### EXERCISE INSTRUCTIONS
Can you transcribe every entry word for word, skipping the images?

### SUPPLIED RECORDS
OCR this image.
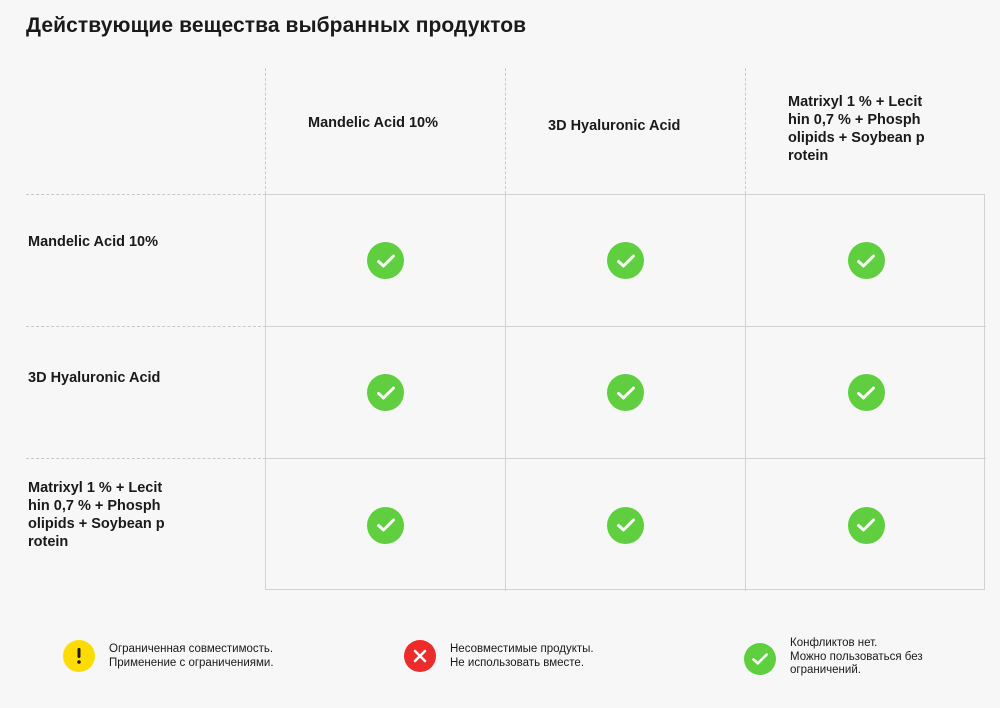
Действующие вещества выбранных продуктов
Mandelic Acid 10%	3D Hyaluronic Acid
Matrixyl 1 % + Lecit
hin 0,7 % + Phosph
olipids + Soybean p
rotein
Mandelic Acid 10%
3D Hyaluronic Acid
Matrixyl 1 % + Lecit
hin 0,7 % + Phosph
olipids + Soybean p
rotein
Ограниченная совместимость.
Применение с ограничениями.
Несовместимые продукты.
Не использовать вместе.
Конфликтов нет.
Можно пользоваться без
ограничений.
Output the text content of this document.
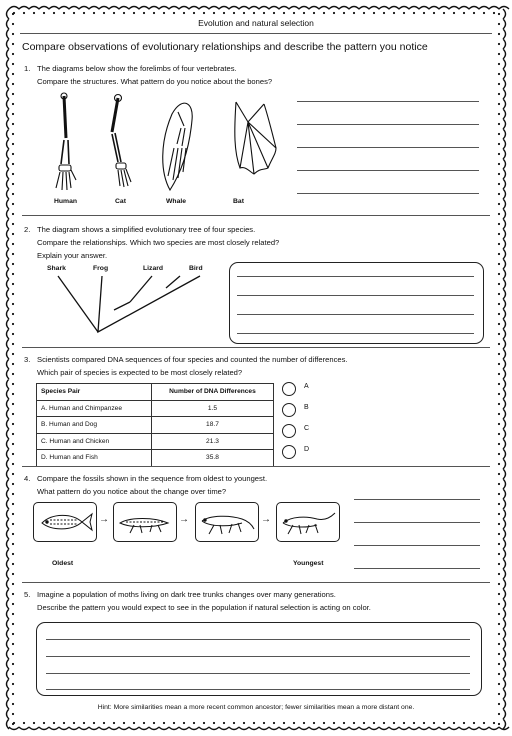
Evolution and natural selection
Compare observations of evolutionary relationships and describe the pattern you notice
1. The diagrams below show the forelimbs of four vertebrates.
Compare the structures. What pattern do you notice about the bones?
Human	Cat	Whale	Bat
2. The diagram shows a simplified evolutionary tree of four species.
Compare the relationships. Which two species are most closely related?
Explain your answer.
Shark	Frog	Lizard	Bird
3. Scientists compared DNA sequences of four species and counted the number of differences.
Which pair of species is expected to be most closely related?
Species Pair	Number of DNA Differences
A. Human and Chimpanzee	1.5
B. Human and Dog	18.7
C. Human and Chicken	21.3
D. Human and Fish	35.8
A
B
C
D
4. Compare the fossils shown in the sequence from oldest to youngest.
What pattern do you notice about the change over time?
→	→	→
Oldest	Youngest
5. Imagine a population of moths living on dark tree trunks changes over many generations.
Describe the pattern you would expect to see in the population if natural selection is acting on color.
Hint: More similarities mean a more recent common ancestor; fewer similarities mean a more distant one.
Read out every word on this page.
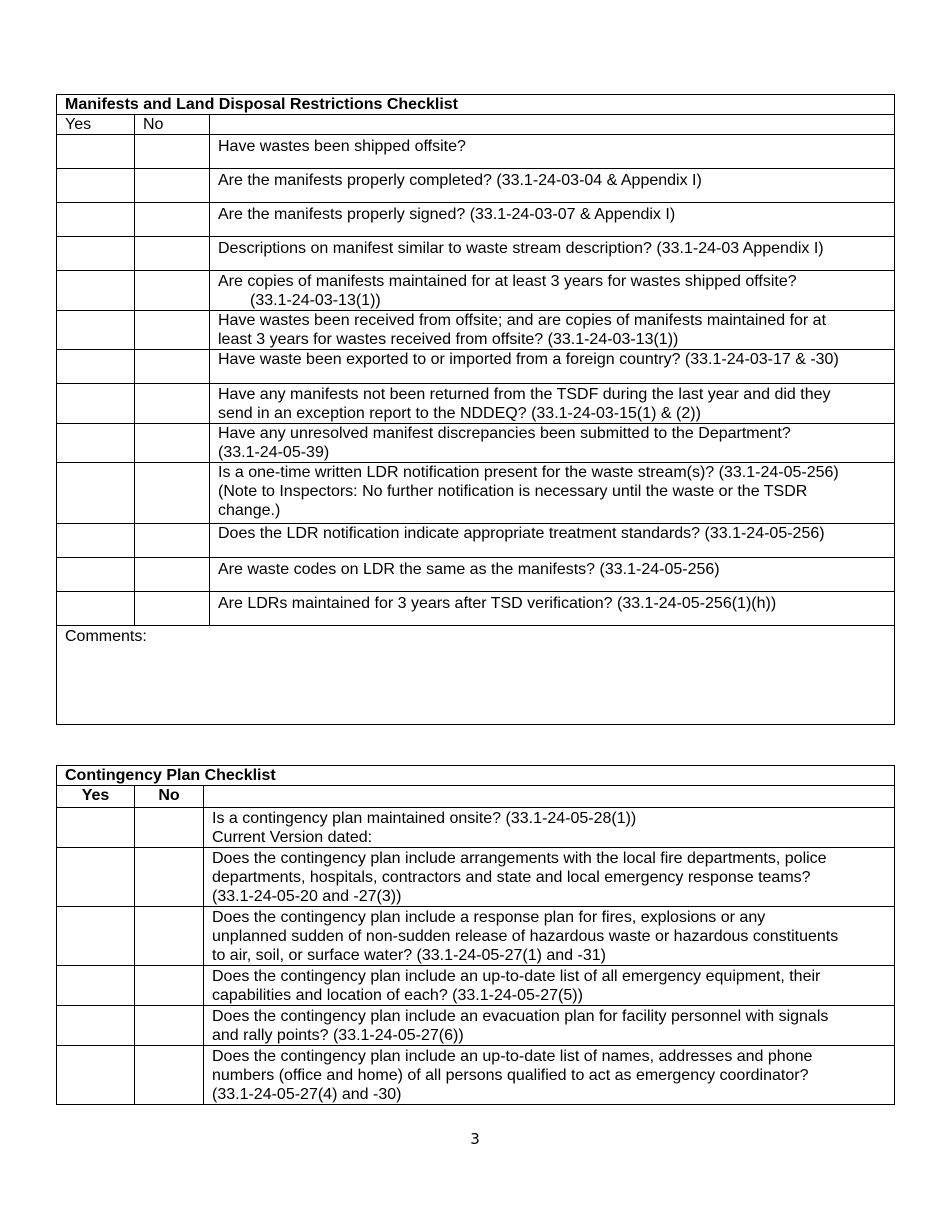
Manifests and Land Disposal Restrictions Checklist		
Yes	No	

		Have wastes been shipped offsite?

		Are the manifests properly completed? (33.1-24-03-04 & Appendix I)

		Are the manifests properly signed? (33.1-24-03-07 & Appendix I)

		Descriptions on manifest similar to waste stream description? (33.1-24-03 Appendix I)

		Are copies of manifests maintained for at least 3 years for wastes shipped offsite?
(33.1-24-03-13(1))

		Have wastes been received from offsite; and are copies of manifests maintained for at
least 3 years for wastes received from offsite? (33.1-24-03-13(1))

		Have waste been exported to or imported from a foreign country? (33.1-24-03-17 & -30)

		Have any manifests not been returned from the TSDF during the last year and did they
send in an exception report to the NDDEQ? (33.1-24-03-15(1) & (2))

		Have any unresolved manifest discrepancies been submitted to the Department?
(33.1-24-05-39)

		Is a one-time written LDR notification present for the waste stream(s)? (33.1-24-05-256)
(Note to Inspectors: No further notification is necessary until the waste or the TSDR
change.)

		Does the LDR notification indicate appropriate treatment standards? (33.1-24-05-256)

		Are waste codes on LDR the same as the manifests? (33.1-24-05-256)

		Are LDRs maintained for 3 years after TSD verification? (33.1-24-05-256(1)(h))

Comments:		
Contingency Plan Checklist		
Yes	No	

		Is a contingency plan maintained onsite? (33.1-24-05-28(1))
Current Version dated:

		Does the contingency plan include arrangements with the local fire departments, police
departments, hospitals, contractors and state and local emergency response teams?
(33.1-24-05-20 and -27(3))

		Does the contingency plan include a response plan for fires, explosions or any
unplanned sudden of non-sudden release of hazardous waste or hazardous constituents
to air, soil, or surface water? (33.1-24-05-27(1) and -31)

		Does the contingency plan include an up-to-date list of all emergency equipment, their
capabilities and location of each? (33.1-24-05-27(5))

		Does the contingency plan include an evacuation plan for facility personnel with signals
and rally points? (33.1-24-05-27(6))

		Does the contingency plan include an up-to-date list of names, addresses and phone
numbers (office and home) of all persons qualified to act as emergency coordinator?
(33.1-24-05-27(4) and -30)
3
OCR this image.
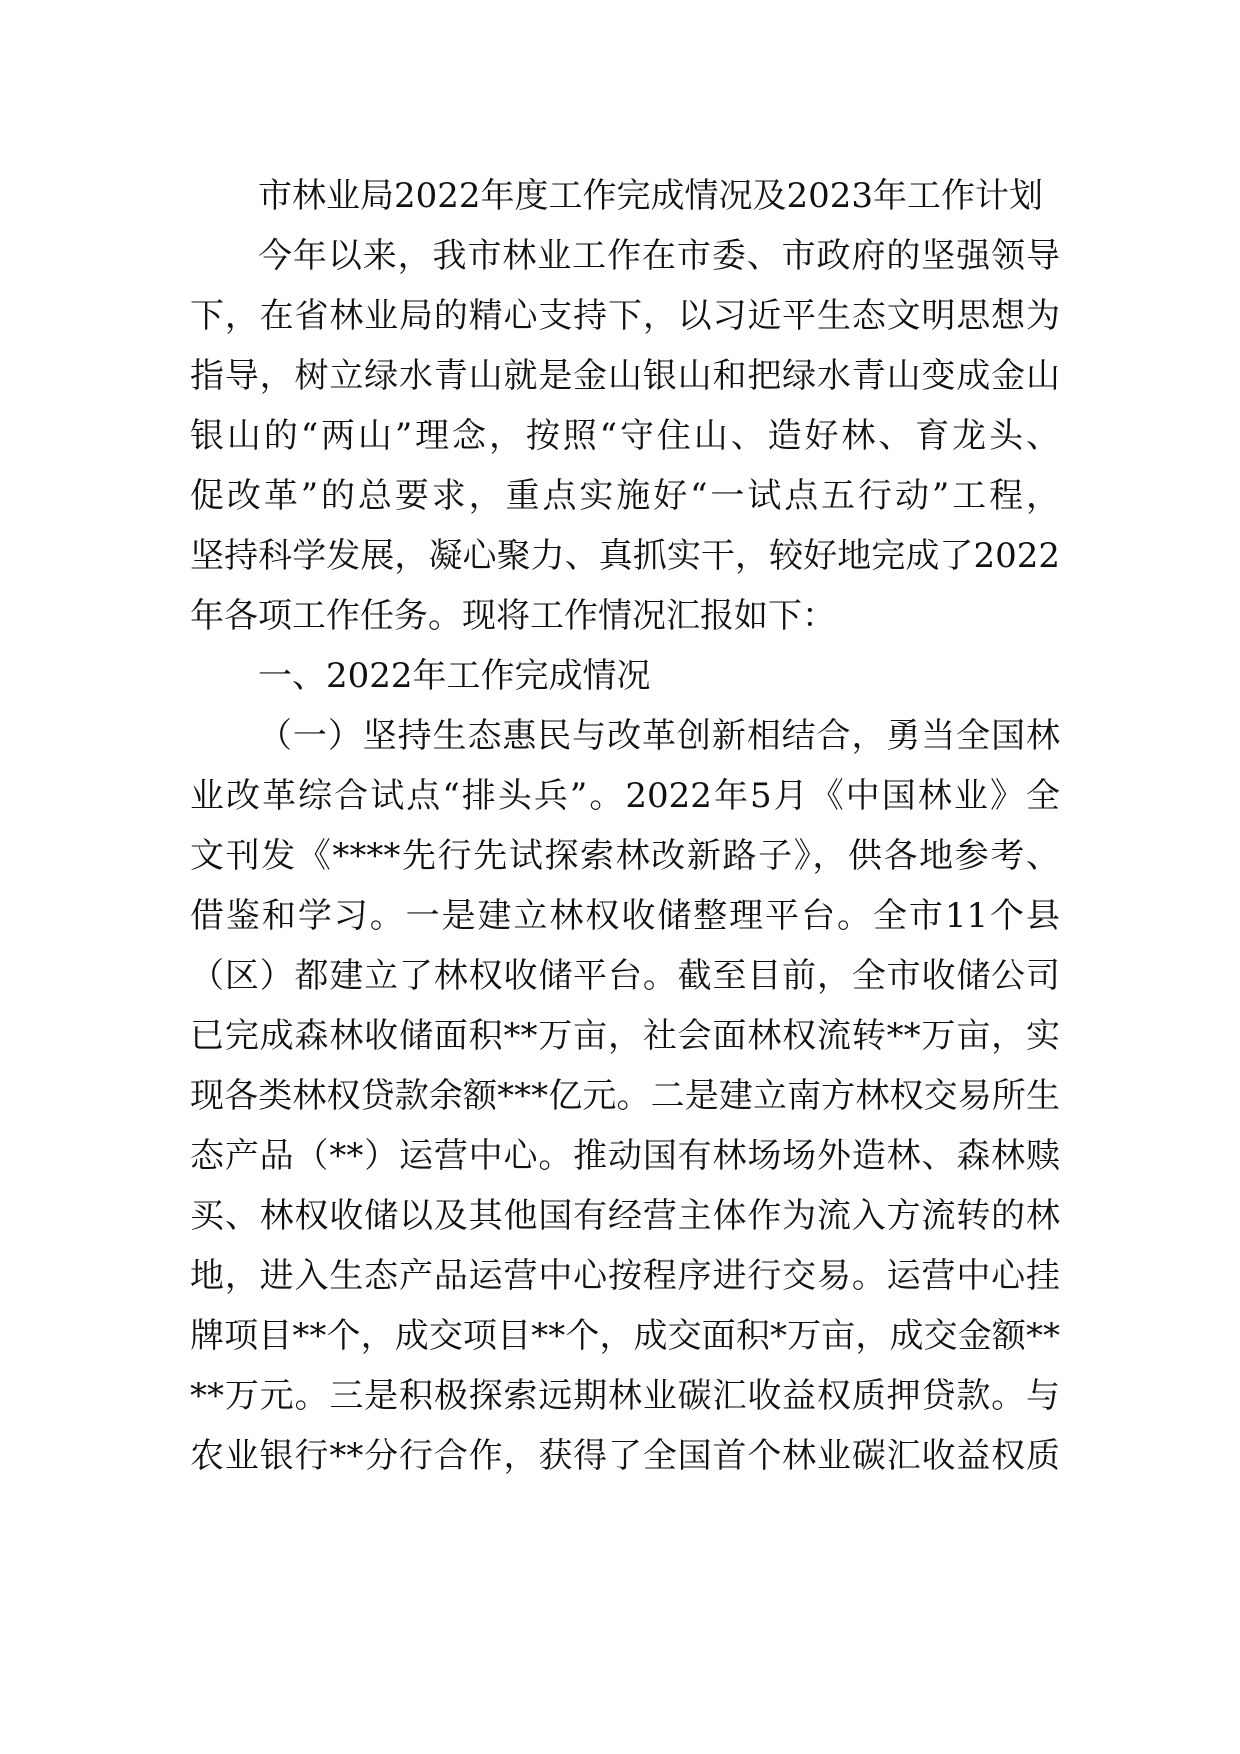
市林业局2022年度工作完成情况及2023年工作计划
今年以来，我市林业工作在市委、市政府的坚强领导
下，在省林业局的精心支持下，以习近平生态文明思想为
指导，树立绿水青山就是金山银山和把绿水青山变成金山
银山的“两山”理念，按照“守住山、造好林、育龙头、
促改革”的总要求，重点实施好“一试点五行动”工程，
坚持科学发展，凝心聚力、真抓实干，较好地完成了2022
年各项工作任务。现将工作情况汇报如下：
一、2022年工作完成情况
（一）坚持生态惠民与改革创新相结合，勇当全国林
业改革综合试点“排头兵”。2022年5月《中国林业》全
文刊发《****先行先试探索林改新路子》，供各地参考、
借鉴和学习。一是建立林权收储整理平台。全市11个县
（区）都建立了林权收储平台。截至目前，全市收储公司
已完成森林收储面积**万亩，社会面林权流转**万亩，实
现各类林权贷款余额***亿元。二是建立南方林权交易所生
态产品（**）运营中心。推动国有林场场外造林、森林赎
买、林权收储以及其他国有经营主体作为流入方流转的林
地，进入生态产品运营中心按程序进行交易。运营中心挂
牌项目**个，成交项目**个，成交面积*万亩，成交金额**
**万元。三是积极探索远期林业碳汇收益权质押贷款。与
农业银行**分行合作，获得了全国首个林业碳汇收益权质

### ANSWER TO THE EXERCISE
OCR this image.
Действующие вещества выбранных продуктов
Mandelic Acid 10%	3D Hyaluronic Acid
Matrixyl 1 % + Lecit
hin 0,7 % + Phosph
olipids + Soybean p
rotein
Mandelic Acid 10%
3D Hyaluronic Acid
Matrixyl 1 % + Lecit
hin 0,7 % + Phosph
olipids + Soybean p
rotein
Ограниченная совместимость.
Применение с ограничениями.
Несовместимые продукты.
Не использовать вместе.
Конфликтов нет.
Можно пользоваться без
ограничений.
Output the text content of this document.
Evolution and natural selection
Compare observations of evolutionary relationships and describe the pattern you notice
1. The diagrams below show the forelimbs of four vertebrates.
Compare the structures. What pattern do you notice about the bones?
Human	Cat	Whale	Bat
2. The diagram shows a simplified evolutionary tree of four species.
Compare the relationships. Which two species are most closely related?
Explain your answer.
Shark	Frog	Lizard	Bird
3. Scientists compared DNA sequences of four species and counted the number of differences.
Which pair of species is expected to be most closely related?
Species Pair	Number of DNA Differences
A. Human and Chimpanzee	1.5
B. Human and Dog	18.7
C. Human and Chicken	21.3
D. Human and Fish	35.8
A
B
C
D
4. Compare the fossils shown in the sequence from oldest to youngest.
What pattern do you notice about the change over time?
→	→	→
Oldest	Youngest
5. Imagine a population of moths living on dark tree trunks changes over many generations.
Describe the pattern you would expect to see in the population if natural selection is acting on color.
Hint: More similarities mean a more recent common ancestor; fewer similarities mean a more distant one.
Read out every word on this page.
Manifests and Land Disposal Restrictions Checklist		
Yes	No	

		Have wastes been shipped offsite?

		Are the manifests properly completed? (33.1-24-03-04 & Appendix I)

		Are the manifests properly signed? (33.1-24-03-07 & Appendix I)

		Descriptions on manifest similar to waste stream description? (33.1-24-03 Appendix I)

		Are copies of manifests maintained for at least 3 years for wastes shipped offsite?
(33.1-24-03-13(1))

		Have wastes been received from offsite; and are copies of manifests maintained for at
least 3 years for wastes received from offsite? (33.1-24-03-13(1))

		Have waste been exported to or imported from a foreign country? (33.1-24-03-17 & -30)

		Have any manifests not been returned from the TSDF during the last year and did they
send in an exception report to the NDDEQ? (33.1-24-03-15(1) & (2))

		Have any unresolved manifest discrepancies been submitted to the Department?
(33.1-24-05-39)

		Is a one-time written LDR notification present for the waste stream(s)? (33.1-24-05-256)
(Note to Inspectors: No further notification is necessary until the waste or the TSDR
change.)

		Does the LDR notification indicate appropriate treatment standards? (33.1-24-05-256)

		Are waste codes on LDR the same as the manifests? (33.1-24-05-256)

		Are LDRs maintained for 3 years after TSD verification? (33.1-24-05-256(1)(h))

Comments:		
Contingency Plan Checklist		
Yes	No	

		Is a contingency plan maintained onsite? (33.1-24-05-28(1))
Current Version dated:

		Does the contingency plan include arrangements with the local fire departments, police
departments, hospitals, contractors and state and local emergency response teams?
(33.1-24-05-20 and -27(3))

		Does the contingency plan include a response plan for fires, explosions or any
unplanned sudden of non-sudden release of hazardous waste or hazardous constituents
to air, soil, or surface water? (33.1-24-05-27(1) and -31)

		Does the contingency plan include an up-to-date list of all emergency equipment, their
capabilities and location of each? (33.1-24-05-27(5))

		Does the contingency plan include an evacuation plan for facility personnel with signals
and rally points? (33.1-24-05-27(6))

		Does the contingency plan include an up-to-date list of names, addresses and phone
numbers (office and home) of all persons qualified to act as emergency coordinator?
(33.1-24-05-27(4) and -30)
3
OCR this image.
市林业局2022年度工作完成情况及2023年工作计划
今年以来，我市林业工作在市委、市政府的坚强领导
下，在省林业局的精心支持下，以习近平生态文明思想为
指导，树立绿水青山就是金山银山和把绿水青山变成金山
银山的“两山”理念，按照“守住山、造好林、育龙头、
促改革”的总要求，重点实施好“一试点五行动”工程，
坚持科学发展，凝心聚力、真抓实干，较好地完成了2022
年各项工作任务。现将工作情况汇报如下：
一、2022年工作完成情况
（一）坚持生态惠民与改革创新相结合，勇当全国林
业改革综合试点“排头兵”。2022年5月《中国林业》全
文刊发《****先行先试探索林改新路子》，供各地参考、
借鉴和学习。一是建立林权收储整理平台。全市11个县
（区）都建立了林权收储平台。截至目前，全市收储公司
已完成森林收储面积**万亩，社会面林权流转**万亩，实
现各类林权贷款余额***亿元。二是建立南方林权交易所生
态产品（**）运营中心。推动国有林场场外造林、森林赎
买、林权收储以及其他国有经营主体作为流入方流转的林
地，进入生态产品运营中心按程序进行交易。运营中心挂
牌项目**个，成交项目**个，成交面积*万亩，成交金额**
**万元。三是积极探索远期林业碳汇收益权质押贷款。与
农业银行**分行合作，获得了全国首个林业碳汇收益权质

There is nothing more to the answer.